EXERCISE PROMPT ▸ Copy the records word for word, starting with the line that contains "UI element localization: list" and going on through the line that contains "classifier-page: AI Image", with both of those lines included.

MATERIAL TO PROCESS ▸

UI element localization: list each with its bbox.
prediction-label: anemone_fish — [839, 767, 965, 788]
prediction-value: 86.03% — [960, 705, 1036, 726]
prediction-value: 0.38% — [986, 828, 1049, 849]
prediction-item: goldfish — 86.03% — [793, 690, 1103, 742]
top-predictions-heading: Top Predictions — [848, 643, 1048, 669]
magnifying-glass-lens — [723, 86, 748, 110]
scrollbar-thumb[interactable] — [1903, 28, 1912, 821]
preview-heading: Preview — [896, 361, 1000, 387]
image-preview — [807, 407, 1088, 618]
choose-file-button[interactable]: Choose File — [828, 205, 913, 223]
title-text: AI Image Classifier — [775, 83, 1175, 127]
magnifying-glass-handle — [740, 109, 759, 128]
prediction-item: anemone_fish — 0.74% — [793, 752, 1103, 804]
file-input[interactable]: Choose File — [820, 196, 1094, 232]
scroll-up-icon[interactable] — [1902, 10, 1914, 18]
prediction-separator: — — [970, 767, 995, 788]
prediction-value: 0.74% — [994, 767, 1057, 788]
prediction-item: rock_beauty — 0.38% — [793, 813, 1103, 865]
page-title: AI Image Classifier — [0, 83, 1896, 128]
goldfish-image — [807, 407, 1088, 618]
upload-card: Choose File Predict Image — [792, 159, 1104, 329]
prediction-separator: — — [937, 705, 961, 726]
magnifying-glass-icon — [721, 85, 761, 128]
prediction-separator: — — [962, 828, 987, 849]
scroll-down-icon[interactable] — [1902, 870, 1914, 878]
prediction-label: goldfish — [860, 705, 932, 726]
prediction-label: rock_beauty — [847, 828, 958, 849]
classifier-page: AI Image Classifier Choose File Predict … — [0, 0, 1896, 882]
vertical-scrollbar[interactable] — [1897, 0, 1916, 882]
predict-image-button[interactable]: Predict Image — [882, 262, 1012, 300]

---

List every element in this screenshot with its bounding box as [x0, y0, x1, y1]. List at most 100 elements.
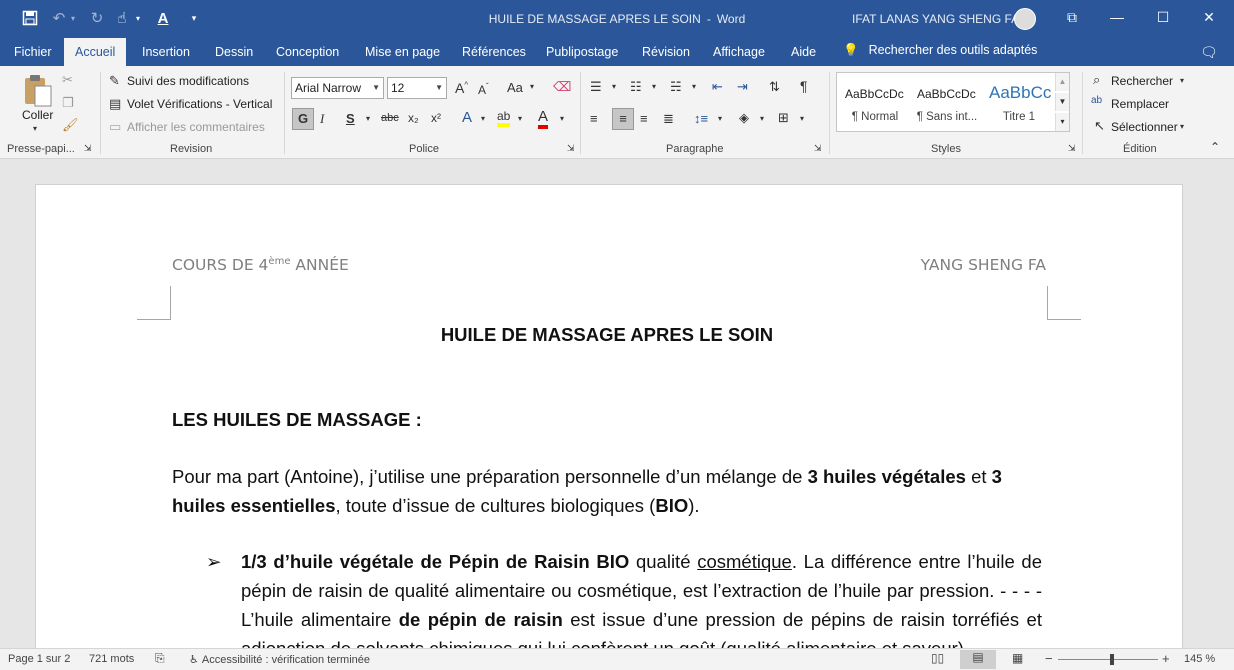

EXPECTED OUTPUT ▸
UI element localization: list each with its bbox.
prediction-label: anemone_fish — [839, 767, 965, 788]
prediction-value: 86.03% — [960, 705, 1036, 726]
prediction-value: 0.38% — [986, 828, 1049, 849]
prediction-item: goldfish — 86.03% — [793, 690, 1103, 742]
top-predictions-heading: Top Predictions — [848, 643, 1048, 669]
magnifying-glass-lens — [723, 86, 748, 110]
scrollbar-thumb[interactable] — [1903, 28, 1912, 821]
preview-heading: Preview — [896, 361, 1000, 387]
image-preview — [807, 407, 1088, 618]
choose-file-button[interactable]: Choose File — [828, 205, 913, 223]
title-text: AI Image Classifier — [775, 83, 1175, 127]
magnifying-glass-handle — [740, 109, 759, 128]
prediction-item: anemone_fish — 0.74% — [793, 752, 1103, 804]
file-input[interactable]: Choose File — [820, 196, 1094, 232]
scroll-up-icon[interactable] — [1902, 10, 1914, 18]
prediction-separator: — — [970, 767, 995, 788]
prediction-value: 0.74% — [994, 767, 1057, 788]
prediction-item: rock_beauty — 0.38% — [793, 813, 1103, 865]
page-title: AI Image Classifier — [0, 83, 1896, 128]
goldfish-image — [807, 407, 1088, 618]
upload-card: Choose File Predict Image — [792, 159, 1104, 329]
prediction-separator: — — [937, 705, 961, 726]
magnifying-glass-icon — [721, 85, 761, 128]
prediction-separator: — — [962, 828, 987, 849]
scroll-down-icon[interactable] — [1902, 870, 1914, 878]
prediction-label: goldfish — [860, 705, 932, 726]
prediction-label: rock_beauty — [847, 828, 958, 849]
classifier-page: AI Image Classifier Choose File Predict … — [0, 0, 1896, 882]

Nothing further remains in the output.